Below are some records; return each one exactly.

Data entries
***

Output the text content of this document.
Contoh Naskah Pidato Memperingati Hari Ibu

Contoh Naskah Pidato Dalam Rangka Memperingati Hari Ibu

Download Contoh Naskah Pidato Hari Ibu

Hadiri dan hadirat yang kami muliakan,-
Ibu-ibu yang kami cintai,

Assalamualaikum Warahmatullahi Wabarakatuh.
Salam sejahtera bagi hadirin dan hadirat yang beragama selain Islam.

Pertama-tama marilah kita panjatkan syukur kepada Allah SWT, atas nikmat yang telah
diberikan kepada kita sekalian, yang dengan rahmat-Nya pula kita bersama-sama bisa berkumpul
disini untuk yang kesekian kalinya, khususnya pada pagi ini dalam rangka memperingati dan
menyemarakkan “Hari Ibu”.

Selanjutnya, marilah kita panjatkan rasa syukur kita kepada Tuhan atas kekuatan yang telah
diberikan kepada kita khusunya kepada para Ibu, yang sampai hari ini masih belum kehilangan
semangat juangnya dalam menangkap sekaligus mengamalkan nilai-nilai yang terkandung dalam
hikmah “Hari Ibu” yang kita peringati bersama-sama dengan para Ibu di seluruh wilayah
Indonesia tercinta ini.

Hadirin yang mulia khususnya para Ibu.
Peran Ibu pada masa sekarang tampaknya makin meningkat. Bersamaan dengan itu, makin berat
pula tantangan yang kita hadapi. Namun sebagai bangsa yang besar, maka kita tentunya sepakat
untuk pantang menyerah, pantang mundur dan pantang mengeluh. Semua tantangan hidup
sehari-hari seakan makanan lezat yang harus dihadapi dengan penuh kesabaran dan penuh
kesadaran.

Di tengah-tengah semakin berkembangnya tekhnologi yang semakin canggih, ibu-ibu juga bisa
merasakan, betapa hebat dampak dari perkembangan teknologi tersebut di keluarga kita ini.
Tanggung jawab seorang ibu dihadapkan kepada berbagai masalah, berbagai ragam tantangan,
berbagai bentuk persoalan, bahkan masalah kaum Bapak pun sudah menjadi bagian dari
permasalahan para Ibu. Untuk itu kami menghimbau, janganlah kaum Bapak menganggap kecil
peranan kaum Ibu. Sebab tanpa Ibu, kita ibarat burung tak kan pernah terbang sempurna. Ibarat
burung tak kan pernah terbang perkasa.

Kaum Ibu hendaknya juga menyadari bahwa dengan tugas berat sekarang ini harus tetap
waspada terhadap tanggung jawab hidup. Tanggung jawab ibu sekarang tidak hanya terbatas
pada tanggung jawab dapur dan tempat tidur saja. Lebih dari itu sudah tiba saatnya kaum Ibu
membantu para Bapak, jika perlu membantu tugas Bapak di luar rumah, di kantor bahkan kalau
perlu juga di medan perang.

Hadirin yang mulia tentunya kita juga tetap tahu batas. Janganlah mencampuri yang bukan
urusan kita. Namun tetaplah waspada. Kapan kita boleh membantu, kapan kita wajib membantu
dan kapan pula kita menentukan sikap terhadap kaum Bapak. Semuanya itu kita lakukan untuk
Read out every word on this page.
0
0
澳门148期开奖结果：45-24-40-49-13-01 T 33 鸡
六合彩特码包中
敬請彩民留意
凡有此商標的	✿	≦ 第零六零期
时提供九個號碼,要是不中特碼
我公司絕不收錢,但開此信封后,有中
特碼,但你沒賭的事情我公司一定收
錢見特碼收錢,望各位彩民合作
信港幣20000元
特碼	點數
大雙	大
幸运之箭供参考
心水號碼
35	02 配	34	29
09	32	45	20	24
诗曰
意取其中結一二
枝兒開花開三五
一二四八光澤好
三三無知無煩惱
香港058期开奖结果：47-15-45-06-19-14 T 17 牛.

***

| Expected answer |
Output the text content of this document.
Contoh Naskah Pidato Memperingati Hari Ibu

Contoh Naskah Pidato Dalam Rangka Memperingati Hari Ibu

Download Contoh Naskah Pidato Hari Ibu

Hadiri dan hadirat yang kami muliakan,-
Ibu-ibu yang kami cintai,

Assalamualaikum Warahmatullahi Wabarakatuh.
Salam sejahtera bagi hadirin dan hadirat yang beragama selain Islam.

Pertama-tama marilah kita panjatkan syukur kepada Allah SWT, atas nikmat yang telah
diberikan kepada kita sekalian, yang dengan rahmat-Nya pula kita bersama-sama bisa berkumpul
disini untuk yang kesekian kalinya, khususnya pada pagi ini dalam rangka memperingati dan
menyemarakkan “Hari Ibu”.

Selanjutnya, marilah kita panjatkan rasa syukur kita kepada Tuhan atas kekuatan yang telah
diberikan kepada kita khusunya kepada para Ibu, yang sampai hari ini masih belum kehilangan
semangat juangnya dalam menangkap sekaligus mengamalkan nilai-nilai yang terkandung dalam
hikmah “Hari Ibu” yang kita peringati bersama-sama dengan para Ibu di seluruh wilayah
Indonesia tercinta ini.

Hadirin yang mulia khususnya para Ibu.
Peran Ibu pada masa sekarang tampaknya makin meningkat. Bersamaan dengan itu, makin berat
pula tantangan yang kita hadapi. Namun sebagai bangsa yang besar, maka kita tentunya sepakat
untuk pantang menyerah, pantang mundur dan pantang mengeluh. Semua tantangan hidup
sehari-hari seakan makanan lezat yang harus dihadapi dengan penuh kesabaran dan penuh
kesadaran.

Di tengah-tengah semakin berkembangnya tekhnologi yang semakin canggih, ibu-ibu juga bisa
merasakan, betapa hebat dampak dari perkembangan teknologi tersebut di keluarga kita ini.
Tanggung jawab seorang ibu dihadapkan kepada berbagai masalah, berbagai ragam tantangan,
berbagai bentuk persoalan, bahkan masalah kaum Bapak pun sudah menjadi bagian dari
permasalahan para Ibu. Untuk itu kami menghimbau, janganlah kaum Bapak menganggap kecil
peranan kaum Ibu. Sebab tanpa Ibu, kita ibarat burung tak kan pernah terbang sempurna. Ibarat
burung tak kan pernah terbang perkasa.

Kaum Ibu hendaknya juga menyadari bahwa dengan tugas berat sekarang ini harus tetap
waspada terhadap tanggung jawab hidup. Tanggung jawab ibu sekarang tidak hanya terbatas
pada tanggung jawab dapur dan tempat tidur saja. Lebih dari itu sudah tiba saatnya kaum Ibu
membantu para Bapak, jika perlu membantu tugas Bapak di luar rumah, di kantor bahkan kalau
perlu juga di medan perang.

Hadirin yang mulia tentunya kita juga tetap tahu batas. Janganlah mencampuri yang bukan
urusan kita. Namun tetaplah waspada. Kapan kita boleh membantu, kapan kita wajib membantu
dan kapan pula kita menentukan sikap terhadap kaum Bapak. Semuanya itu kita lakukan untuk
Read out every word on this page.
0
0
澳门148期开奖结果：45-24-40-49-13-01 T 33 鸡
六合彩特码包中
敬請彩民留意
凡有此商標的	✿	≦ 第零六零期
时提供九個號碼,要是不中特碼
我公司絕不收錢,但開此信封后,有中
特碼,但你沒賭的事情我公司一定收
錢見特碼收錢,望各位彩民合作
信港幣20000元
特碼	點數
大雙	大
幸运之箭供参考
心水號碼
35	02 配	34	29
09	32	45	20	24
诗曰
意取其中結一二
枝兒開花開三五
一二四八光澤好
三三無知無煩惱
香港058期开奖结果：47-15-45-06-19-14 T 17 牛.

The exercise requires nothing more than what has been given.